What you are asked to do
Make an exact copy of all the entries, with the pictures left out.

— begin —

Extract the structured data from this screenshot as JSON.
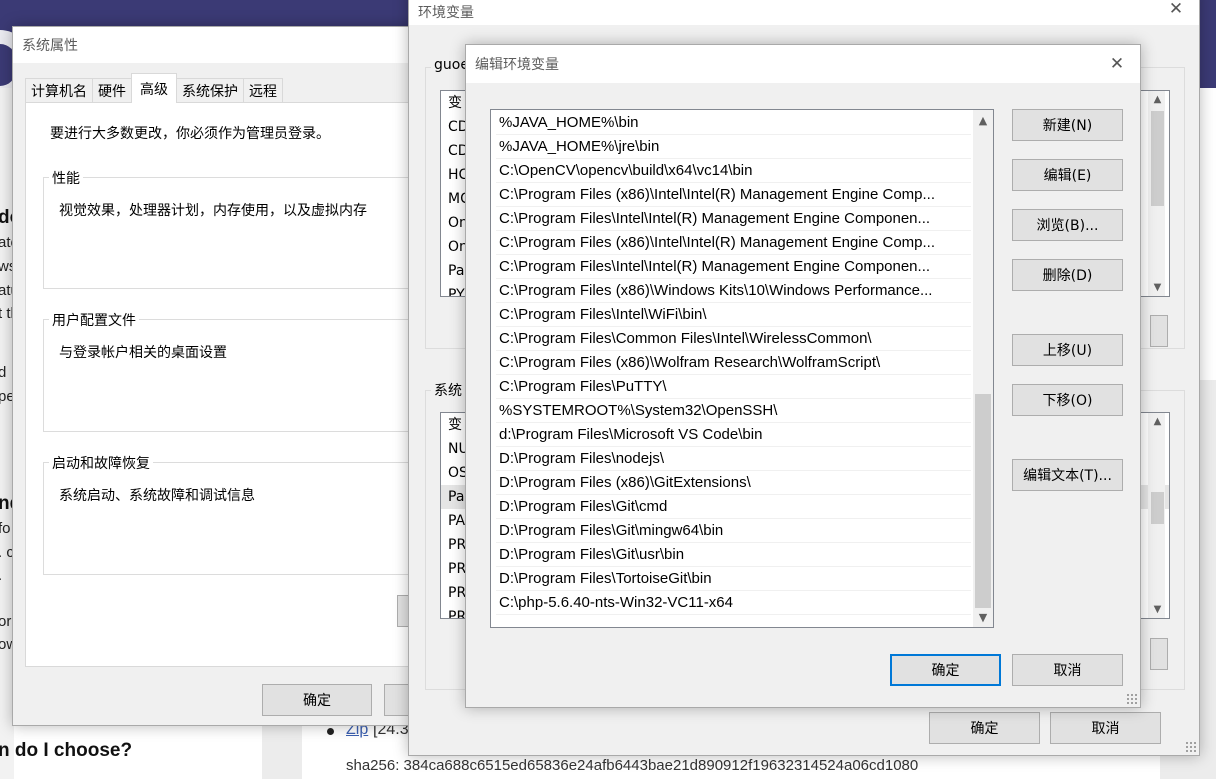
{
  "background": {
    "fragments_left": [
      "do",
      "ate",
      "ws",
      "atu",
      "t th",
      "d",
      "pe",
      "nd",
      "fo",
      ". c",
      ".",
      "or",
      "ow"
    ],
    "bottom_heading": "n do I choose?",
    "zip_link": "Zip",
    "zip_size": "[24.3",
    "sha": "sha256: 384ca688c6515ed65836e24afb6443bae21d890912f19632314524a06cd1080"
  },
  "system_properties": {
    "title": "系统属性",
    "tabs": [
      "计算机名",
      "硬件",
      "高级",
      "系统保护",
      "远程"
    ],
    "active_tab": "高级",
    "admin_notice": "要进行大多数更改，你必须作为管理员登录。",
    "groups": [
      {
        "title": "性能",
        "desc": "视觉效果，处理器计划，内存使用，以及虚拟内存"
      },
      {
        "title": "用户配置文件",
        "desc": "与登录帐户相关的桌面设置"
      },
      {
        "title": "启动和故障恢复",
        "desc": "系统启动、系统故障和调试信息"
      }
    ],
    "ok_label": "确定"
  },
  "env_vars": {
    "title": "环境变量",
    "user_group_label": "guoe",
    "user_vars": [
      "变",
      "CD",
      "CD",
      "HC",
      "MC",
      "On",
      "On",
      "Pa",
      "PY"
    ],
    "system_group_label": "系统",
    "system_vars": [
      "变",
      "NU",
      "OS",
      "Pa",
      "PA",
      "PR",
      "PR",
      "PR",
      "PR"
    ],
    "ok_label": "确定",
    "cancel_label": "取消"
  },
  "edit_env": {
    "title": "编辑环境变量",
    "paths": [
      "%JAVA_HOME%\\bin",
      "%JAVA_HOME%\\jre\\bin",
      "C:\\OpenCV\\opencv\\build\\x64\\vc14\\bin",
      "C:\\Program Files (x86)\\Intel\\Intel(R) Management Engine Comp...",
      "C:\\Program Files\\Intel\\Intel(R) Management Engine Componen...",
      "C:\\Program Files (x86)\\Intel\\Intel(R) Management Engine Comp...",
      "C:\\Program Files\\Intel\\Intel(R) Management Engine Componen...",
      "C:\\Program Files (x86)\\Windows Kits\\10\\Windows Performance...",
      "C:\\Program Files\\Intel\\WiFi\\bin\\",
      "C:\\Program Files\\Common Files\\Intel\\WirelessCommon\\",
      "C:\\Program Files (x86)\\Wolfram Research\\WolframScript\\",
      "C:\\Program Files\\PuTTY\\",
      "%SYSTEMROOT%\\System32\\OpenSSH\\",
      "d:\\Program Files\\Microsoft VS Code\\bin",
      "D:\\Program Files\\nodejs\\",
      "D:\\Program Files (x86)\\GitExtensions\\",
      "D:\\Program Files\\Git\\cmd",
      "D:\\Program Files\\Git\\mingw64\\bin",
      "D:\\Program Files\\Git\\usr\\bin",
      "D:\\Program Files\\TortoiseGit\\bin",
      "C:\\php-5.6.40-nts-Win32-VC11-x64"
    ],
    "buttons": {
      "new": "新建(N)",
      "edit": "编辑(E)",
      "browse": "浏览(B)...",
      "delete": "删除(D)",
      "move_up": "上移(U)",
      "move_down": "下移(O)",
      "edit_text": "编辑文本(T)..."
    },
    "ok_label": "确定",
    "cancel_label": "取消"
  }
}
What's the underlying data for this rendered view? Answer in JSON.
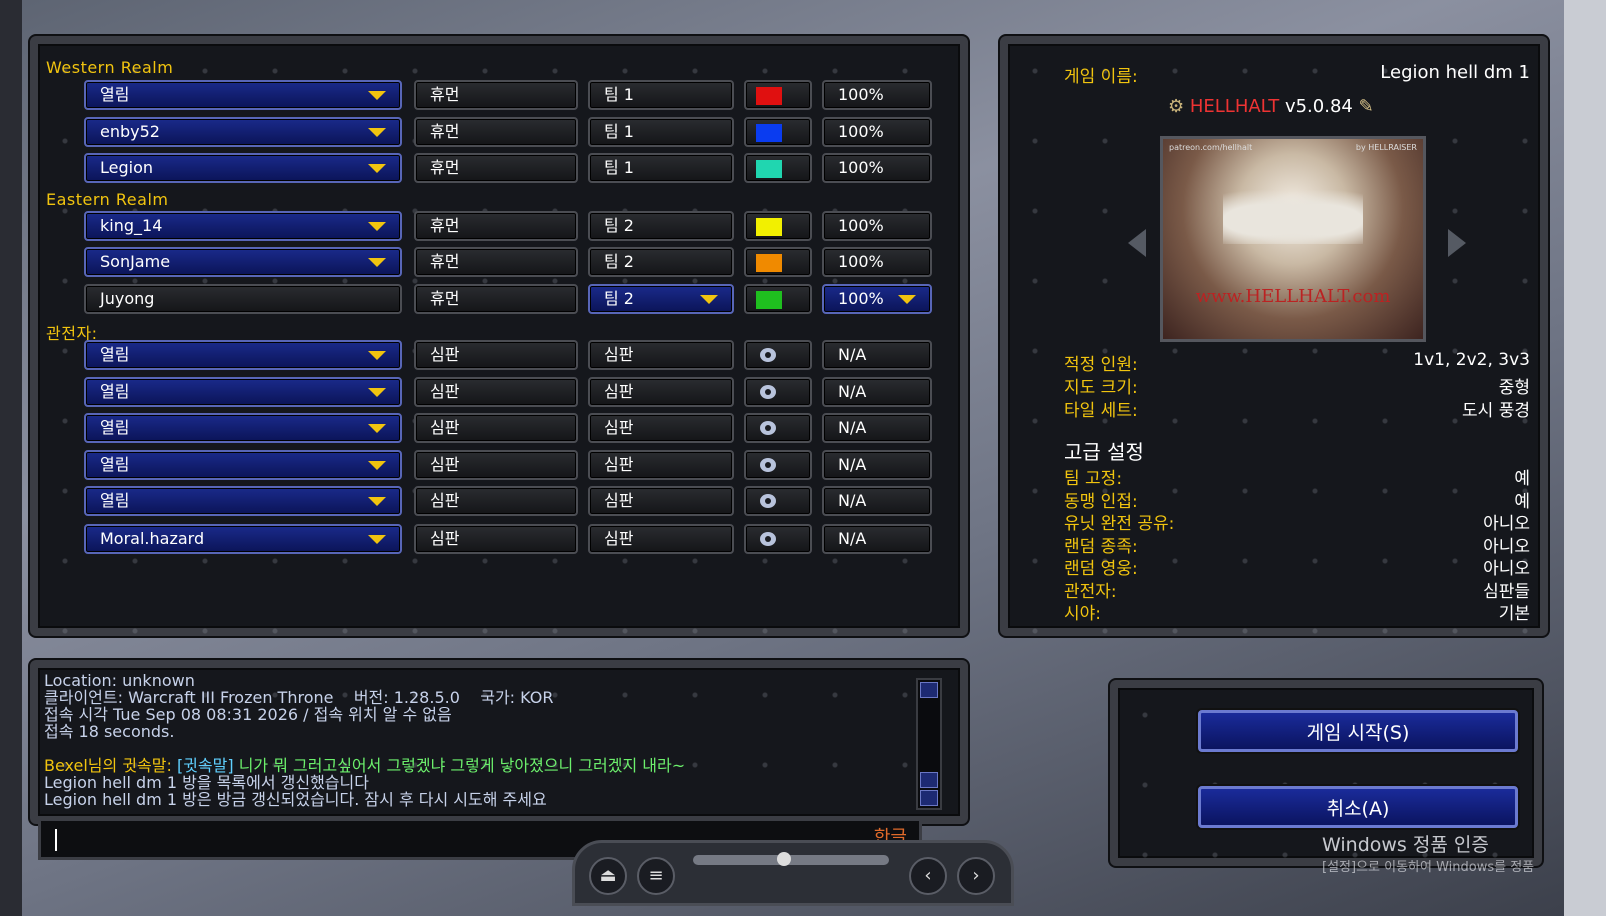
{
  "left_panel": {
    "western_label": "Western Realm",
    "eastern_label": "Eastern Realm",
    "observers_label": "관전자:",
    "rows": [
      {
        "name": "열림",
        "race": "휴먼",
        "team": "팀 1",
        "color": "#e01010",
        "handicap": "100%"
      },
      {
        "name": "enby52",
        "race": "휴먼",
        "team": "팀 1",
        "color": "#0a3cf0",
        "handicap": "100%"
      },
      {
        "name": "Legion",
        "race": "휴먼",
        "team": "팀 1",
        "color": "#20d6b0",
        "handicap": "100%"
      },
      {
        "name": "king_14",
        "race": "휴먼",
        "team": "팀 2",
        "color": "#f2f000",
        "handicap": "100%"
      },
      {
        "name": "SonJame",
        "race": "휴먼",
        "team": "팀 2",
        "color": "#f08a00",
        "handicap": "100%"
      },
      {
        "name": "Juyong",
        "race": "휴먼",
        "team": "팀 2",
        "color": "#1fbf1f",
        "handicap": "100%"
      },
      {
        "name": "열림",
        "race": "심판",
        "team": "심판",
        "color": "eye",
        "handicap": "N/A"
      },
      {
        "name": "열림",
        "race": "심판",
        "team": "심판",
        "color": "eye",
        "handicap": "N/A"
      },
      {
        "name": "열림",
        "race": "심판",
        "team": "심판",
        "color": "eye",
        "handicap": "N/A"
      },
      {
        "name": "열림",
        "race": "심판",
        "team": "심판",
        "color": "eye",
        "handicap": "N/A"
      },
      {
        "name": "열림",
        "race": "심판",
        "team": "심판",
        "color": "eye",
        "handicap": "N/A"
      },
      {
        "name": "Moral.hazard",
        "race": "심판",
        "team": "심판",
        "color": "eye",
        "handicap": "N/A"
      }
    ]
  },
  "info_panel": {
    "game_name_label": "게임 이름:",
    "game_name": "Legion hell dm 1",
    "version_red": "HELLHALT",
    "version_rest": " v5.0.84",
    "preview_url_text": "patreon.com/hellhalt",
    "preview_by_text": "by HELLRAISER",
    "preview_logo_text": "www.HELLHALT.com",
    "players_label": "적정 인원:",
    "players_value": "1v1, 2v2, 3v3",
    "map_size_label": "지도 크기:",
    "map_size_value": "중형",
    "tileset_label": "타일 세트:",
    "tileset_value": "도시 풍경",
    "advanced_title": "고급 설정",
    "settings": [
      {
        "label": "팀 고정:",
        "value": "예"
      },
      {
        "label": "동맹 인접:",
        "value": "예"
      },
      {
        "label": "유닛 완전 공유:",
        "value": "아니오"
      },
      {
        "label": "랜덤 종족:",
        "value": "아니오"
      },
      {
        "label": "랜덤 영웅:",
        "value": "아니오"
      },
      {
        "label": "관전자:",
        "value": "심판들"
      },
      {
        "label": "시야:",
        "value": "기본"
      }
    ]
  },
  "chat": {
    "line1": "Location: unknown",
    "line2": "클라이언트: Warcraft III Frozen Throne    버전: 1.28.5.0    국가: KOR",
    "line3": "접속 시각 Tue Sep 08 08:31 2026 / 접속 위치 알 수 없음",
    "line4": "접속 18 seconds.",
    "whisper_from": "Bexel님의 귓속말: ",
    "whisper_tag": "[귓속말] ",
    "whisper_text": "니가 뭐 그러고싶어서 그렇겠냐 그렇게 낳아졌으니 그러겠지 내라~",
    "line6": "Legion hell dm 1 방을 목록에서 갱신했습니다",
    "line7": "Legion hell dm 1 방은 방금 갱신되었습니다. 잠시 후 다시 시도해 주세요",
    "input_lang": "한글"
  },
  "buttons": {
    "start": "게임 시작(S)",
    "cancel": "취소(A)"
  },
  "watermark": {
    "line1": "Windows 정품 인증",
    "line2": "[설정]으로 이동하여 Windows를 정품"
  }
}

— end —

Result for this task
Extract the structured data from this screenshot as JSON.
{
  "background": {
    "fragments_left": [
      "do",
      "ate",
      "ws",
      "atu",
      "t th",
      "d",
      "pe",
      "nd",
      "fo",
      ". c",
      ".",
      "or",
      "ow"
    ],
    "bottom_heading": "n do I choose?",
    "zip_link": "Zip",
    "zip_size": "[24.3",
    "sha": "sha256: 384ca688c6515ed65836e24afb6443bae21d890912f19632314524a06cd1080"
  },
  "system_properties": {
    "title": "系统属性",
    "tabs": [
      "计算机名",
      "硬件",
      "高级",
      "系统保护",
      "远程"
    ],
    "active_tab": "高级",
    "admin_notice": "要进行大多数更改，你必须作为管理员登录。",
    "groups": [
      {
        "title": "性能",
        "desc": "视觉效果，处理器计划，内存使用，以及虚拟内存"
      },
      {
        "title": "用户配置文件",
        "desc": "与登录帐户相关的桌面设置"
      },
      {
        "title": "启动和故障恢复",
        "desc": "系统启动、系统故障和调试信息"
      }
    ],
    "ok_label": "确定"
  },
  "env_vars": {
    "title": "环境变量",
    "user_group_label": "guoe",
    "user_vars": [
      "变",
      "CD",
      "CD",
      "HC",
      "MC",
      "On",
      "On",
      "Pa",
      "PY"
    ],
    "system_group_label": "系统",
    "system_vars": [
      "变",
      "NU",
      "OS",
      "Pa",
      "PA",
      "PR",
      "PR",
      "PR",
      "PR"
    ],
    "ok_label": "确定",
    "cancel_label": "取消"
  },
  "edit_env": {
    "title": "编辑环境变量",
    "paths": [
      "%JAVA_HOME%\\bin",
      "%JAVA_HOME%\\jre\\bin",
      "C:\\OpenCV\\opencv\\build\\x64\\vc14\\bin",
      "C:\\Program Files (x86)\\Intel\\Intel(R) Management Engine Comp...",
      "C:\\Program Files\\Intel\\Intel(R) Management Engine Componen...",
      "C:\\Program Files (x86)\\Intel\\Intel(R) Management Engine Comp...",
      "C:\\Program Files\\Intel\\Intel(R) Management Engine Componen...",
      "C:\\Program Files (x86)\\Windows Kits\\10\\Windows Performance...",
      "C:\\Program Files\\Intel\\WiFi\\bin\\",
      "C:\\Program Files\\Common Files\\Intel\\WirelessCommon\\",
      "C:\\Program Files (x86)\\Wolfram Research\\WolframScript\\",
      "C:\\Program Files\\PuTTY\\",
      "%SYSTEMROOT%\\System32\\OpenSSH\\",
      "d:\\Program Files\\Microsoft VS Code\\bin",
      "D:\\Program Files\\nodejs\\",
      "D:\\Program Files (x86)\\GitExtensions\\",
      "D:\\Program Files\\Git\\cmd",
      "D:\\Program Files\\Git\\mingw64\\bin",
      "D:\\Program Files\\Git\\usr\\bin",
      "D:\\Program Files\\TortoiseGit\\bin",
      "C:\\php-5.6.40-nts-Win32-VC11-x64"
    ],
    "buttons": {
      "new": "新建(N)",
      "edit": "编辑(E)",
      "browse": "浏览(B)...",
      "delete": "删除(D)",
      "move_up": "上移(U)",
      "move_down": "下移(O)",
      "edit_text": "编辑文本(T)..."
    },
    "ok_label": "确定",
    "cancel_label": "取消"
  }
}
What's the underlying data for this rendered view? Answer in JSON.
{
  "left_panel": {
    "western_label": "Western Realm",
    "eastern_label": "Eastern Realm",
    "observers_label": "관전자:",
    "rows": [
      {
        "name": "열림",
        "race": "휴먼",
        "team": "팀 1",
        "color": "#e01010",
        "handicap": "100%"
      },
      {
        "name": "enby52",
        "race": "휴먼",
        "team": "팀 1",
        "color": "#0a3cf0",
        "handicap": "100%"
      },
      {
        "name": "Legion",
        "race": "휴먼",
        "team": "팀 1",
        "color": "#20d6b0",
        "handicap": "100%"
      },
      {
        "name": "king_14",
        "race": "휴먼",
        "team": "팀 2",
        "color": "#f2f000",
        "handicap": "100%"
      },
      {
        "name": "SonJame",
        "race": "휴먼",
        "team": "팀 2",
        "color": "#f08a00",
        "handicap": "100%"
      },
      {
        "name": "Juyong",
        "race": "휴먼",
        "team": "팀 2",
        "color": "#1fbf1f",
        "handicap": "100%"
      },
      {
        "name": "열림",
        "race": "심판",
        "team": "심판",
        "color": "eye",
        "handicap": "N/A"
      },
      {
        "name": "열림",
        "race": "심판",
        "team": "심판",
        "color": "eye",
        "handicap": "N/A"
      },
      {
        "name": "열림",
        "race": "심판",
        "team": "심판",
        "color": "eye",
        "handicap": "N/A"
      },
      {
        "name": "열림",
        "race": "심판",
        "team": "심판",
        "color": "eye",
        "handicap": "N/A"
      },
      {
        "name": "열림",
        "race": "심판",
        "team": "심판",
        "color": "eye",
        "handicap": "N/A"
      },
      {
        "name": "Moral.hazard",
        "race": "심판",
        "team": "심판",
        "color": "eye",
        "handicap": "N/A"
      }
    ]
  },
  "info_panel": {
    "game_name_label": "게임 이름:",
    "game_name": "Legion hell dm 1",
    "version_red": "HELLHALT",
    "version_rest": " v5.0.84",
    "preview_url_text": "patreon.com/hellhalt",
    "preview_by_text": "by HELLRAISER",
    "preview_logo_text": "www.HELLHALT.com",
    "players_label": "적정 인원:",
    "players_value": "1v1, 2v2, 3v3",
    "map_size_label": "지도 크기:",
    "map_size_value": "중형",
    "tileset_label": "타일 세트:",
    "tileset_value": "도시 풍경",
    "advanced_title": "고급 설정",
    "settings": [
      {
        "label": "팀 고정:",
        "value": "예"
      },
      {
        "label": "동맹 인접:",
        "value": "예"
      },
      {
        "label": "유닛 완전 공유:",
        "value": "아니오"
      },
      {
        "label": "랜덤 종족:",
        "value": "아니오"
      },
      {
        "label": "랜덤 영웅:",
        "value": "아니오"
      },
      {
        "label": "관전자:",
        "value": "심판들"
      },
      {
        "label": "시야:",
        "value": "기본"
      }
    ]
  },
  "chat": {
    "line1": "Location: unknown",
    "line2": "클라이언트: Warcraft III Frozen Throne    버전: 1.28.5.0    국가: KOR",
    "line3": "접속 시각 Tue Sep 08 08:31 2026 / 접속 위치 알 수 없음",
    "line4": "접속 18 seconds.",
    "whisper_from": "Bexel님의 귓속말: ",
    "whisper_tag": "[귓속말] ",
    "whisper_text": "니가 뭐 그러고싶어서 그렇겠냐 그렇게 낳아졌으니 그러겠지 내라~",
    "line6": "Legion hell dm 1 방을 목록에서 갱신했습니다",
    "line7": "Legion hell dm 1 방은 방금 갱신되었습니다. 잠시 후 다시 시도해 주세요",
    "input_lang": "한글"
  },
  "buttons": {
    "start": "게임 시작(S)",
    "cancel": "취소(A)"
  },
  "watermark": {
    "line1": "Windows 정품 인증",
    "line2": "[설정]으로 이동하여 Windows를 정품"
  }
}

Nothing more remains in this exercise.